**DOCUMENT PASSAGE**:
##############################

Mary gets bored and starts doing her usual calisthenics over my legs. She falls back and bumps her forehead on the edge of the coffee table. I curse to myself as a see a raised ridge already forming, knowing that I'll have to put off her 2 year old portraits for yet another week (they've already been put off a couple of times for various marks on her face).
While I sit with Mary in my lap, stewing over my lack of freedom, Ben comes upstairs with his legs spread apart like one of those kids who wears corrective shoes with a pole connecting the two feet (remember those?). Anyway, he waddles in with a big wet spot on his pants that goes down to his knees and even up to his belly. "Mommy I pooped!", he says. I take him back to the biggest bathroom that will handle this mess...my newly cleaned master bath. At first I delicately try to strip him, keeping myself away from the mess, but soon found that was impossible. Pushing out the poop caused a flood of urine so he was drenched with both. The poop was so mushy it had exploded from his underpants up his lower back. And as I peeled off the layers, the poop slides all the way down his legs, smearing the back of them with a thick layer. YUCK. Even Ben was holding his nose, it smelled so bad. Mary had to come in and watch of course. She has to be a part of the action, ALWAYS. She often makes her little observatory comments like, "Ben poop" and "That's messy", etc., etc. I should have thrown him directly into the tub after that, but I knew that Mary would have to jump in with him and I didn't want to deal with that. Instead, I sudsed up a washcloth and drenched him with it to clean him up as best as I could. I threw his underwear in the toilet to soak. While I'm working away on Ben, Mary decides to flush the toilet..."NO!!!" I yell. I saved Ben's underwear before it got flushed away. Ted comes in again to rescue me. Sometimes I tell myself how nice it would be to sit at the computer looking for a job all morning like he does. It looks so peaceful. But I know I'm telling myself lies in the heat of frustration. He takes Mary out of the room (once again) so I can finish the task at hand. Ben is crying and disgusted by the whole thing. My bathroom now had a new sent that replaced the clean, fresh one. It wreaked with the smell of poop.

##############################

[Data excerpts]
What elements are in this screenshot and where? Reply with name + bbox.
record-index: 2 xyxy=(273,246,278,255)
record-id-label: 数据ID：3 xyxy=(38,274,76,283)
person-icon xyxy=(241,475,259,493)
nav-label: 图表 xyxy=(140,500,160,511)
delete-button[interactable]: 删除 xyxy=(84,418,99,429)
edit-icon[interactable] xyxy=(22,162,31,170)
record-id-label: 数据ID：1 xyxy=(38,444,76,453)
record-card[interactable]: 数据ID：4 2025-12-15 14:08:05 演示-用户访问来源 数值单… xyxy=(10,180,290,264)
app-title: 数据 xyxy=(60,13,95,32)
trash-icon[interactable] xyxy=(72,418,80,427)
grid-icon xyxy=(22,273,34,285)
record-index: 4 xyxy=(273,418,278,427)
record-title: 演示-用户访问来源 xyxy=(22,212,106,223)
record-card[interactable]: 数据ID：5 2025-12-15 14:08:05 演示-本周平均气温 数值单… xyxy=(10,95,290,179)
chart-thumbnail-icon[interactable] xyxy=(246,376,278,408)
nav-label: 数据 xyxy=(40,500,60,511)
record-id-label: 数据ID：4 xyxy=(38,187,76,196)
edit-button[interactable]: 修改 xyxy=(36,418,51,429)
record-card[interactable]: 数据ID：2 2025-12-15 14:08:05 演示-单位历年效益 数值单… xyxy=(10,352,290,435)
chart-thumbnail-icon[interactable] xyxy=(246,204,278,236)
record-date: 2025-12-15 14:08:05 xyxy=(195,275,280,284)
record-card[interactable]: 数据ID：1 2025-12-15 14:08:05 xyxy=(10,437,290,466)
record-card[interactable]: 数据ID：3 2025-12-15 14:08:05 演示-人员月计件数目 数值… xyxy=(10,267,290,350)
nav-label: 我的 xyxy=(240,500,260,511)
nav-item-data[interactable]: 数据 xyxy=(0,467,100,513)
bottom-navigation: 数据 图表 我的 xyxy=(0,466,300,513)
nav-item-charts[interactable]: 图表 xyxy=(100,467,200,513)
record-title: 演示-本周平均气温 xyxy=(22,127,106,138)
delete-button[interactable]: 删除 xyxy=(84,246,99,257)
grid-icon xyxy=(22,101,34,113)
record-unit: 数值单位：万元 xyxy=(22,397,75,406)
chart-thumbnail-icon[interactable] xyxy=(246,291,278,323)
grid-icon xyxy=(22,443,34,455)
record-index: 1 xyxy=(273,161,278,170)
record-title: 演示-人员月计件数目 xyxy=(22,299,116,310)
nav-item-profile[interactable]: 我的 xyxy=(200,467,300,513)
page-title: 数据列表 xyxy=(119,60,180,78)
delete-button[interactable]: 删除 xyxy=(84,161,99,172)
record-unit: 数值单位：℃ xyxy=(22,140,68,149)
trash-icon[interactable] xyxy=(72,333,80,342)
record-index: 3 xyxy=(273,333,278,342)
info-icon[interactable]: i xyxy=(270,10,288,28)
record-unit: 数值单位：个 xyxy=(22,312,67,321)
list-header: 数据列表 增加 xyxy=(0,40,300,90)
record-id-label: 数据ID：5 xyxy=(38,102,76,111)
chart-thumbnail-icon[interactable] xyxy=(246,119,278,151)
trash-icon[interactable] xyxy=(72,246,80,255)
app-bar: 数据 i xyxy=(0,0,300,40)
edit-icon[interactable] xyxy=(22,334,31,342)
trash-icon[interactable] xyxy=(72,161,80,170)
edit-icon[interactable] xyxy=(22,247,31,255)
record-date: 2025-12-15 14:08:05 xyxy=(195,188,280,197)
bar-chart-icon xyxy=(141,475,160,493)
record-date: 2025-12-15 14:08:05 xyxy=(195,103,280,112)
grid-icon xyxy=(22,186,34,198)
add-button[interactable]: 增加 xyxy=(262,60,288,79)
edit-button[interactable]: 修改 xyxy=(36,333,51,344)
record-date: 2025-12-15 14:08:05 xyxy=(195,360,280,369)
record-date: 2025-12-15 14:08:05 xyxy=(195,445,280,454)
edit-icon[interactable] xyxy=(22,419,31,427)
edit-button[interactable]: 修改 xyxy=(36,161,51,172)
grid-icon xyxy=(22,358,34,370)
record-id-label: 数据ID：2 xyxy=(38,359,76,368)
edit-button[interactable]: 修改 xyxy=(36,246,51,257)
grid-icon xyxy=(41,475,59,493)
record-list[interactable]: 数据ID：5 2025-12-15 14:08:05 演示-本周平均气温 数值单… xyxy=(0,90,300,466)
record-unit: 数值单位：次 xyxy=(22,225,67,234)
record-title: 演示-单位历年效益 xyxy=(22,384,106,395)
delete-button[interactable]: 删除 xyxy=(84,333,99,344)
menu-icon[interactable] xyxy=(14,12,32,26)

##############################

**ASSIGNMENT 1**:
In the story about Ben's accident, what did Mary do while Ben's underwear was soaking in the toilet?
**ASSIGNMENT 2**:
Go on with the story about Ben's accident, starting after its last sentence.

**EXERCISE ANSWER 1**:
She flushed the toilet.

**EXERCISE ANSWER 2**:
After cleaning Ben up, I washed my hands as good as I could, but nothing could erase the faint smell of poop on my hands. I resumed my position on the couch with Mary. Ted walks in the room and tells me that his friend from the old job wanted to go to lunch. Ted is well aware of my poor mood and was treading very carefully. "Whatever, that's fine", I say...knowing that my tone was negative and downtrodden. He promises to give me a break this afternoon before quickly taking a shower and heading out the door before I can change my mind. Not that I would. I know he needs to get out just as much as I do.
I fixed my lunch as well as the kids. I confirmed Ben's order of Peanut Butter and Jelly, cut in squares instead of the usual triangles. When I put it before him, he said, "I wanted triangles!" and refused to eat it. I told him he was not getting triangles when he asked for squares and he needed to eat it the way it was. He then cried and said he wanted a hot dog. Not today...I thought to myself. I have nerves of steel and I am NOT budging. "No, you need to eat your peanut butter and jelly". Crying ensued. I listed through my whole lunch as waves of the poop smell still radiated from Ben. He left the table and went downstairs. I ate the rest of my meal in a grumbly mood. Ben comes back upstairs and wants a brownie. "Not until you eat your sandwich", I say. I cries some more...until finally backing from my former resolve, I make him the cotton pickin' hot dog just so he would eat something. All is well and peace is restored. And somehow, blogging about it makes me feel much better. Even though, this whole time has been interrupted filling up sippy cups, making a hot dog, changing Mary's poopy diaper (looked just like Ben's...mushy and orangish), and watching Mary remove all the contents of my purse and doing who knows what to my Palm. It was worth it.
Sunday, November 26, 2006
No Good Thing Does He Withhold
With Ted's current state of unemployment, it felt good to know that no good thing will be withheld from us. Ted's starting to let some of his hurt feelings surface. He doesn't get carried away...he'll just voice his frustration. His anger is not with God, but the people who let him go. How could this happen? He worked so hard! Is this the payment he gets? You could say that he just didn't feel it was fair...that he was...blameless. The next day gave us this scripture message. In the shower this morning (all of my good thinking is done in the shower), I was pondering the whole idea of "God doesn't make bad things happen to people", he allows them to happen. "God always works good for those who love the Lord." I've heard these statements a lot. And I believe them. I believe that some things may happen that seem bad, but God always has the greater good in mind. I do think it happens to go well with my optimistic, hopeful nature to believe these statements, too. I simply want to believe them with all I have.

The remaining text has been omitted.